*Problem to solve:* Only one thing is required: the number of lines in the entries below that contain "icons".
....
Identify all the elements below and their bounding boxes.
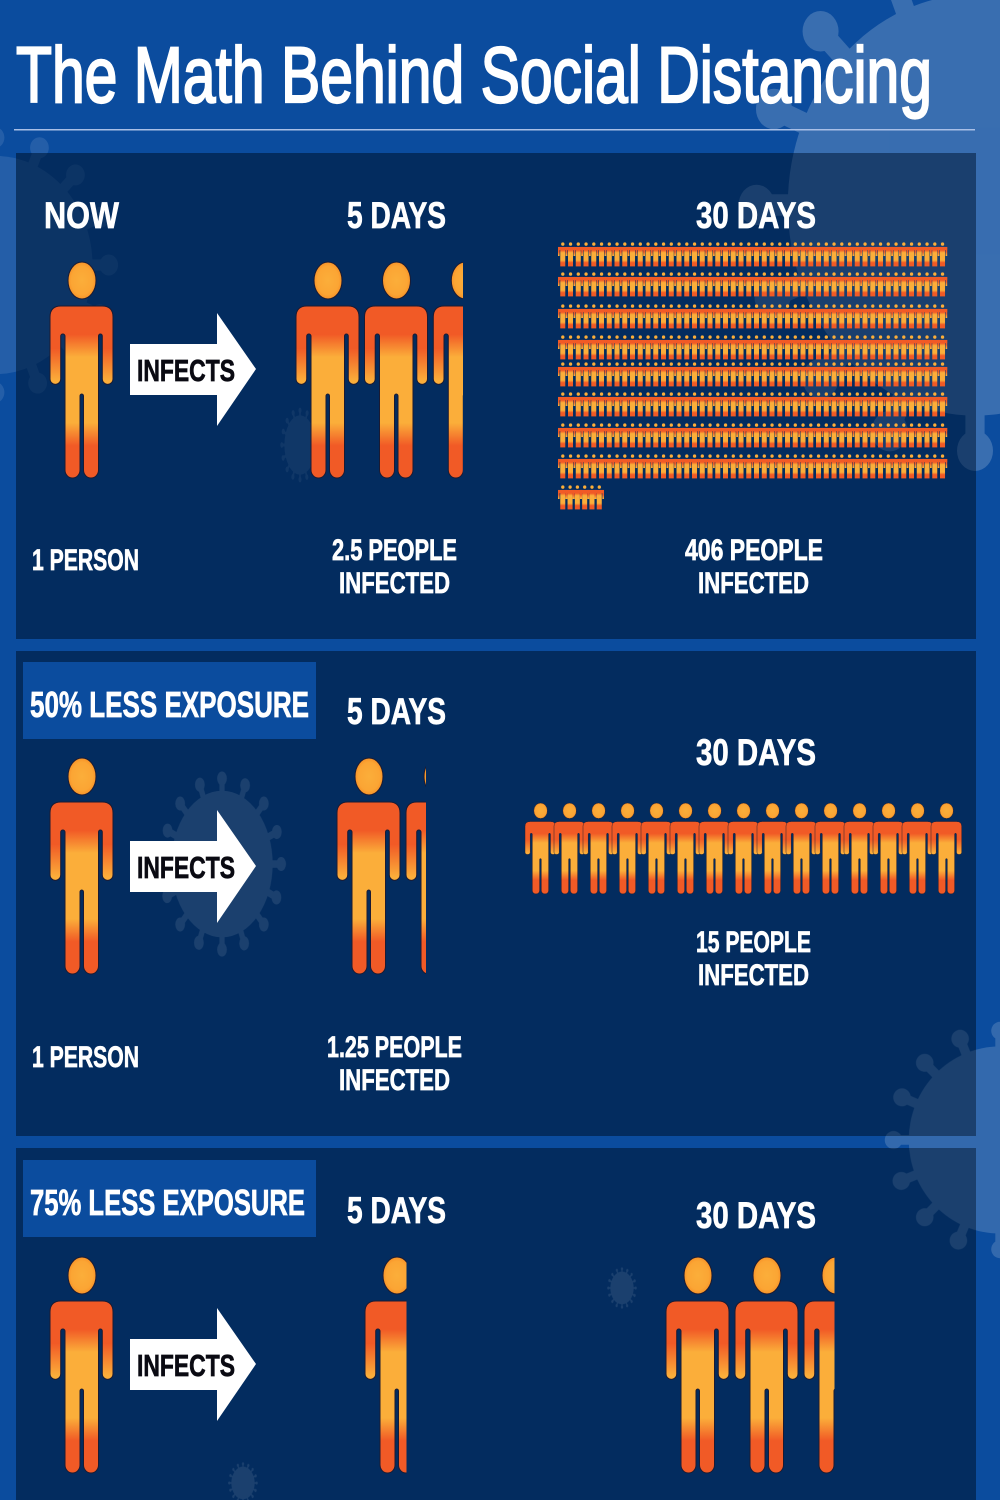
panel virus shapes — [162, 772, 976, 1136]
icon: one person — [50, 1257, 113, 1473]
label: 15 people infected — [696, 926, 811, 992]
icons: 406 people — [558, 242, 947, 509]
icon: one person — [50, 262, 113, 478]
icons: 2.5 people at 30 days — [666, 1256, 834, 1474]
heading: 30 days: 30 DAYS — [696, 195, 816, 236]
title rule — [14, 129, 975, 130]
icons: 1.25 people — [336, 758, 426, 974]
label: 2.5 people infected: INFECTED — [339, 567, 450, 600]
panel: 75% less exposure — [16, 1148, 976, 1500]
heading: 30 days: 30 DAYS — [696, 1195, 816, 1236]
label: 2.5 people infected: 2.5 PEOPLE — [332, 534, 457, 567]
heading: now: NOW — [44, 195, 119, 236]
label: 1.25 people infected: INFECTED — [339, 1064, 450, 1097]
heading: 5 days: 5 DAYS — [347, 195, 446, 236]
background virus top right — [739, 0, 1000, 471]
icons: 15 people — [525, 803, 962, 894]
panel virus left — [16, 153, 118, 394]
background virus left — [0, 127, 118, 403]
label: 1 person: 1 PERSON — [32, 1041, 139, 1074]
label: 406 people infected: 406 PEOPLE — [685, 534, 823, 567]
heading: 30 days: 30 DAYS — [696, 732, 816, 773]
background virus bottom right — [885, 1022, 1000, 1258]
arrow: infects — [130, 810, 256, 923]
panel background — [16, 153, 976, 639]
label: 1 person: 1 PERSON — [32, 544, 139, 577]
label: 2.5 people infected — [332, 534, 457, 600]
label: 406 people infected: INFECTED — [698, 567, 809, 600]
heading box: 75% less exposure: 75% LESS EXPOSURE — [30, 1182, 305, 1223]
icon: one person — [50, 758, 113, 974]
label: 15 people infected: INFECTED — [698, 959, 809, 992]
icons: 2.5 people — [296, 262, 463, 478]
heading box: 50% less exposure: 50% LESS EXPOSURE — [30, 684, 309, 725]
icons: partial person — [364, 1256, 406, 1474]
panel virus small — [280, 408, 320, 482]
label: 406 people infected — [685, 534, 823, 600]
heading box: 50% less exposure — [23, 662, 316, 739]
label: 15 people infected: 15 PEOPLE — [696, 926, 811, 959]
panel: now — [16, 153, 976, 639]
panel background — [16, 651, 976, 1136]
heading box: 75% less exposure — [23, 1160, 316, 1237]
heading: 5 days: 5 DAYS — [347, 691, 446, 732]
label: 1.25 people infected — [327, 1031, 462, 1097]
arrow: infects — [130, 1308, 256, 1421]
panel virus top right — [739, 153, 976, 471]
panel virus shapes — [228, 1148, 976, 1500]
heading: 5 days: 5 DAYS — [347, 1190, 446, 1231]
arrow: infects — [130, 313, 256, 426]
panel background — [16, 1148, 976, 1500]
label: 1.25 people infected: 1.25 PEOPLE — [327, 1031, 462, 1064]
panel: 50% less exposure — [16, 651, 976, 1136]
....
*Task solution:* 6